Task: Return every record exactly as written.

* * * * *

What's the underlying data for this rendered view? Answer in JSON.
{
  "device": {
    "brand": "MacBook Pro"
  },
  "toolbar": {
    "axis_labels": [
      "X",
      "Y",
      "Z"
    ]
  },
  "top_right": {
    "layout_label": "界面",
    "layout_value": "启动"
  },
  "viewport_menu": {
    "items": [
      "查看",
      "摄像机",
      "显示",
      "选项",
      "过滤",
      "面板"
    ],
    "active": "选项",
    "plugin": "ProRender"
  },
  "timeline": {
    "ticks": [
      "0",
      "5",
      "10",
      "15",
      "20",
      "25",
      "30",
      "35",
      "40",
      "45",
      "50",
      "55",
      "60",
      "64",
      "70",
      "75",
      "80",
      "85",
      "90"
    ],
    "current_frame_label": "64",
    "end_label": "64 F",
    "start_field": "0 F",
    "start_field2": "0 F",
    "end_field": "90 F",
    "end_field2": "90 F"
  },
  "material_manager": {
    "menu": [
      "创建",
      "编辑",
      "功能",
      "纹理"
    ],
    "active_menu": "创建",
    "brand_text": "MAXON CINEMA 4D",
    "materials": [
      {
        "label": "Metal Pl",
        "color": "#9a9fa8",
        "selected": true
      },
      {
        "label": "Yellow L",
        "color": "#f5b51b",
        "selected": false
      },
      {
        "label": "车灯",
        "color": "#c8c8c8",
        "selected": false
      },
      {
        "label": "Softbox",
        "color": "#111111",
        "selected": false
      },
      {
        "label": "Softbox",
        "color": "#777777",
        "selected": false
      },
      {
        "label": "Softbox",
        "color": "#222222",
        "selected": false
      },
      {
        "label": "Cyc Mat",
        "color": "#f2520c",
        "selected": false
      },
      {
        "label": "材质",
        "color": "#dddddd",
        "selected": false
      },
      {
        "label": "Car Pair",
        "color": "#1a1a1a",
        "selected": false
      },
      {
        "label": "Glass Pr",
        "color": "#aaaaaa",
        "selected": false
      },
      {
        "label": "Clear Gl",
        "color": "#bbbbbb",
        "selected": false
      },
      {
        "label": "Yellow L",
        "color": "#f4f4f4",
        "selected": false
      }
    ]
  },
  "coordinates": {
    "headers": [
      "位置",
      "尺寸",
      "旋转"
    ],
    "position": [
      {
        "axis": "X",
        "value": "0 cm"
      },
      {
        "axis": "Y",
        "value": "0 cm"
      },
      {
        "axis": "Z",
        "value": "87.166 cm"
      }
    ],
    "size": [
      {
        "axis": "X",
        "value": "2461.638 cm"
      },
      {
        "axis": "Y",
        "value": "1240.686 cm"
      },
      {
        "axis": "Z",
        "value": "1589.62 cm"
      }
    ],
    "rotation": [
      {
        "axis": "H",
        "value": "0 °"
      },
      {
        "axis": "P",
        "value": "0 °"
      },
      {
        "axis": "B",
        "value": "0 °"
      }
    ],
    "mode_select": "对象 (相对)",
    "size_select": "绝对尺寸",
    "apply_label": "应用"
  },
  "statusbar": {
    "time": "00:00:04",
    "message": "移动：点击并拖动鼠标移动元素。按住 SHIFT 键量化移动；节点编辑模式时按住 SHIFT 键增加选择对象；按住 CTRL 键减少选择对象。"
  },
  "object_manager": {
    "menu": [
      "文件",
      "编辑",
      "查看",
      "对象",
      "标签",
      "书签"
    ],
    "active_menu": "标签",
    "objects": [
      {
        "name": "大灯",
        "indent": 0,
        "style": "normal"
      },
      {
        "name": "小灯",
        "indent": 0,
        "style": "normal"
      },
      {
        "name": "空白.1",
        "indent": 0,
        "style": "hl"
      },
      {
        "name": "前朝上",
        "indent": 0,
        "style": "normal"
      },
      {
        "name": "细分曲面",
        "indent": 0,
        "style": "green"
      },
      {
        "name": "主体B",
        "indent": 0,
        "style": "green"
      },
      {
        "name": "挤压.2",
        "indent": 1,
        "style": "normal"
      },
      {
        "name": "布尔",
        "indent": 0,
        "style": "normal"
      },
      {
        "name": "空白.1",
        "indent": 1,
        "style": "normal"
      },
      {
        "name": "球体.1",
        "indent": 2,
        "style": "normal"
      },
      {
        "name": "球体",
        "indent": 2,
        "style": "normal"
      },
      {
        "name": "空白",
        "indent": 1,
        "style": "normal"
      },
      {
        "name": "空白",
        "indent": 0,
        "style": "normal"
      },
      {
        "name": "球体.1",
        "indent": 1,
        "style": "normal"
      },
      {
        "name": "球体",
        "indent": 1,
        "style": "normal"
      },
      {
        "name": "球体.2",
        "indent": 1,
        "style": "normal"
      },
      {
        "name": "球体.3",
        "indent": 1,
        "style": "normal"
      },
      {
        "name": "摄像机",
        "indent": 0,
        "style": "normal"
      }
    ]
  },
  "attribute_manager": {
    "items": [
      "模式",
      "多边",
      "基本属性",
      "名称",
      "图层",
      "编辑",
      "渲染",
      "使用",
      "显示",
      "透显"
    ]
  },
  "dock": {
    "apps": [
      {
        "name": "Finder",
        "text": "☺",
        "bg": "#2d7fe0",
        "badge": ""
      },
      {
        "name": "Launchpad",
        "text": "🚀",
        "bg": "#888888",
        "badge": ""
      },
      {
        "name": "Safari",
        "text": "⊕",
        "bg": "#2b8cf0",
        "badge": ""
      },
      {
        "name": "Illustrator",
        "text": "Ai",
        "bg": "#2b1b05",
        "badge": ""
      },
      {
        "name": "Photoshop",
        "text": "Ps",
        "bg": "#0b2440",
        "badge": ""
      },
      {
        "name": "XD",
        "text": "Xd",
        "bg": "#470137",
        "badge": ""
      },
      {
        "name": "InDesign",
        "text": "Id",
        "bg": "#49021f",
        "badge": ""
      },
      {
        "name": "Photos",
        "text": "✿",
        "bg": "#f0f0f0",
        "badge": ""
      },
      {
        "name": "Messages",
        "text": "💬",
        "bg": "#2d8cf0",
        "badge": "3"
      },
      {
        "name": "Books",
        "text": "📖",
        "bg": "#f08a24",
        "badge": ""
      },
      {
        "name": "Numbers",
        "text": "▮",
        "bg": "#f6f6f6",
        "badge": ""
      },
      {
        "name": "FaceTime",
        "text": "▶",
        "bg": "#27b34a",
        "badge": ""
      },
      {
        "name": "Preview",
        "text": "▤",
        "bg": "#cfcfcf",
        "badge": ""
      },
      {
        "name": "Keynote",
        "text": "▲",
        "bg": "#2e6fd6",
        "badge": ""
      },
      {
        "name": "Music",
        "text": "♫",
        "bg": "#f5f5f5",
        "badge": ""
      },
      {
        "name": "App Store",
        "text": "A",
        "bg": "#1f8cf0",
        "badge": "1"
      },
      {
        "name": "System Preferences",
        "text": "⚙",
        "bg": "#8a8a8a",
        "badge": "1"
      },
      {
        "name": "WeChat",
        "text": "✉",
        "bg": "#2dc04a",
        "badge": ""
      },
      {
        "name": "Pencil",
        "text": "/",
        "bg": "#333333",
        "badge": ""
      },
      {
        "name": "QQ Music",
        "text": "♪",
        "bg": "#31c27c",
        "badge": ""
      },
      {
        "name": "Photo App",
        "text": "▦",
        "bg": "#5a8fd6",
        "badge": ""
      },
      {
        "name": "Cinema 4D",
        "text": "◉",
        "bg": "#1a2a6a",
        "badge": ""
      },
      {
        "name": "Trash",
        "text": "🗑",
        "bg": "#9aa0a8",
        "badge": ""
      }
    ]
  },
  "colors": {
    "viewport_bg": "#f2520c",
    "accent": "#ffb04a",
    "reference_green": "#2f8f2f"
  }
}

* * * * *

Correct answer:
What's the underlying data for this rendered view? Answer in JSON.
{
  "device": {
    "brand": "MacBook Pro"
  },
  "toolbar": {
    "axis_labels": [
      "X",
      "Y",
      "Z"
    ]
  },
  "top_right": {
    "layout_label": "界面",
    "layout_value": "启动"
  },
  "viewport_menu": {
    "items": [
      "查看",
      "摄像机",
      "显示",
      "选项",
      "过滤",
      "面板"
    ],
    "active": "选项",
    "plugin": "ProRender"
  },
  "timeline": {
    "ticks": [
      "0",
      "5",
      "10",
      "15",
      "20",
      "25",
      "30",
      "35",
      "40",
      "45",
      "50",
      "55",
      "60",
      "64",
      "70",
      "75",
      "80",
      "85",
      "90"
    ],
    "current_frame_label": "64",
    "end_label": "64 F",
    "start_field": "0 F",
    "start_field2": "0 F",
    "end_field": "90 F",
    "end_field2": "90 F"
  },
  "material_manager": {
    "menu": [
      "创建",
      "编辑",
      "功能",
      "纹理"
    ],
    "active_menu": "创建",
    "brand_text": "MAXON CINEMA 4D",
    "materials": [
      {
        "label": "Metal Pl",
        "color": "#9a9fa8",
        "selected": true
      },
      {
        "label": "Yellow L",
        "color": "#f5b51b",
        "selected": false
      },
      {
        "label": "车灯",
        "color": "#c8c8c8",
        "selected": false
      },
      {
        "label": "Softbox",
        "color": "#111111",
        "selected": false
      },
      {
        "label": "Softbox",
        "color": "#777777",
        "selected": false
      },
      {
        "label": "Softbox",
        "color": "#222222",
        "selected": false
      },
      {
        "label": "Cyc Mat",
        "color": "#f2520c",
        "selected": false
      },
      {
        "label": "材质",
        "color": "#dddddd",
        "selected": false
      },
      {
        "label": "Car Pair",
        "color": "#1a1a1a",
        "selected": false
      },
      {
        "label": "Glass Pr",
        "color": "#aaaaaa",
        "selected": false
      },
      {
        "label": "Clear Gl",
        "color": "#bbbbbb",
        "selected": false
      },
      {
        "label": "Yellow L",
        "color": "#f4f4f4",
        "selected": false
      }
    ]
  },
  "coordinates": {
    "headers": [
      "位置",
      "尺寸",
      "旋转"
    ],
    "position": [
      {
        "axis": "X",
        "value": "0 cm"
      },
      {
        "axis": "Y",
        "value": "0 cm"
      },
      {
        "axis": "Z",
        "value": "87.166 cm"
      }
    ],
    "size": [
      {
        "axis": "X",
        "value": "2461.638 cm"
      },
      {
        "axis": "Y",
        "value": "1240.686 cm"
      },
      {
        "axis": "Z",
        "value": "1589.62 cm"
      }
    ],
    "rotation": [
      {
        "axis": "H",
        "value": "0 °"
      },
      {
        "axis": "P",
        "value": "0 °"
      },
      {
        "axis": "B",
        "value": "0 °"
      }
    ],
    "mode_select": "对象 (相对)",
    "size_select": "绝对尺寸",
    "apply_label": "应用"
  },
  "statusbar": {
    "time": "00:00:04",
    "message": "移动：点击并拖动鼠标移动元素。按住 SHIFT 键量化移动；节点编辑模式时按住 SHIFT 键增加选择对象；按住 CTRL 键减少选择对象。"
  },
  "object_manager": {
    "menu": [
      "文件",
      "编辑",
      "查看",
      "对象",
      "标签",
      "书签"
    ],
    "active_menu": "标签",
    "objects": [
      {
        "name": "大灯",
        "indent": 0,
        "style": "normal"
      },
      {
        "name": "小灯",
        "indent": 0,
        "style": "normal"
      },
      {
        "name": "空白.1",
        "indent": 0,
        "style": "hl"
      },
      {
        "name": "前朝上",
        "indent": 0,
        "style": "normal"
      },
      {
        "name": "细分曲面",
        "indent": 0,
        "style": "green"
      },
      {
        "name": "主体B",
        "indent": 0,
        "style": "green"
      },
      {
        "name": "挤压.2",
        "indent": 1,
        "style": "normal"
      },
      {
        "name": "布尔",
        "indent": 0,
        "style": "normal"
      },
      {
        "name": "空白.1",
        "indent": 1,
        "style": "normal"
      },
      {
        "name": "球体.1",
        "indent": 2,
        "style": "normal"
      },
      {
        "name": "球体",
        "indent": 2,
        "style": "normal"
      },
      {
        "name": "空白",
        "indent": 1,
        "style": "normal"
      },
      {
        "name": "空白",
        "indent": 0,
        "style": "normal"
      },
      {
        "name": "球体.1",
        "indent": 1,
        "style": "normal"
      },
      {
        "name": "球体",
        "indent": 1,
        "style": "normal"
      },
      {
        "name": "球体.2",
        "indent": 1,
        "style": "normal"
      },
      {
        "name": "球体.3",
        "indent": 1,
        "style": "normal"
      },
      {
        "name": "摄像机",
        "indent": 0,
        "style": "normal"
      }
    ]
  },
  "attribute_manager": {
    "items": [
      "模式",
      "多边",
      "基本属性",
      "名称",
      "图层",
      "编辑",
      "渲染",
      "使用",
      "显示",
      "透显"
    ]
  },
  "dock": {
    "apps": [
      {
        "name": "Finder",
        "text": "☺",
        "bg": "#2d7fe0",
        "badge": ""
      },
      {
        "name": "Launchpad",
        "text": "🚀",
        "bg": "#888888",
        "badge": ""
      },
      {
        "name": "Safari",
        "text": "⊕",
        "bg": "#2b8cf0",
        "badge": ""
      },
      {
        "name": "Illustrator",
        "text": "Ai",
        "bg": "#2b1b05",
        "badge": ""
      },
      {
        "name": "Photoshop",
        "text": "Ps",
        "bg": "#0b2440",
        "badge": ""
      },
      {
        "name": "XD",
        "text": "Xd",
        "bg": "#470137",
        "badge": ""
      },
      {
        "name": "InDesign",
        "text": "Id",
        "bg": "#49021f",
        "badge": ""
      },
      {
        "name": "Photos",
        "text": "✿",
        "bg": "#f0f0f0",
        "badge": ""
      },
      {
        "name": "Messages",
        "text": "💬",
        "bg": "#2d8cf0",
        "badge": "3"
      },
      {
        "name": "Books",
        "text": "📖",
        "bg": "#f08a24",
        "badge": ""
      },
      {
        "name": "Numbers",
        "text": "▮",
        "bg": "#f6f6f6",
        "badge": ""
      },
      {
        "name": "FaceTime",
        "text": "▶",
        "bg": "#27b34a",
        "badge": ""
      },
      {
        "name": "Preview",
        "text": "▤",
        "bg": "#cfcfcf",
        "badge": ""
      },
      {
        "name": "Keynote",
        "text": "▲",
        "bg": "#2e6fd6",
        "badge": ""
      },
      {
        "name": "Music",
        "text": "♫",
        "bg": "#f5f5f5",
        "badge": ""
      },
      {
        "name": "App Store",
        "text": "A",
        "bg": "#1f8cf0",
        "badge": "1"
      },
      {
        "name": "System Preferences",
        "text": "⚙",
        "bg": "#8a8a8a",
        "badge": "1"
      },
      {
        "name": "WeChat",
        "text": "✉",
        "bg": "#2dc04a",
        "badge": ""
      },
      {
        "name": "Pencil",
        "text": "/",
        "bg": "#333333",
        "badge": ""
      },
      {
        "name": "QQ Music",
        "text": "♪",
        "bg": "#31c27c",
        "badge": ""
      },
      {
        "name": "Photo App",
        "text": "▦",
        "bg": "#5a8fd6",
        "badge": ""
      },
      {
        "name": "Cinema 4D",
        "text": "◉",
        "bg": "#1a2a6a",
        "badge": ""
      },
      {
        "name": "Trash",
        "text": "🗑",
        "bg": "#9aa0a8",
        "badge": ""
      }
    ]
  },
  "colors": {
    "viewport_bg": "#f2520c",
    "accent": "#ffb04a",
    "reference_green": "#2f8f2f"
  }
}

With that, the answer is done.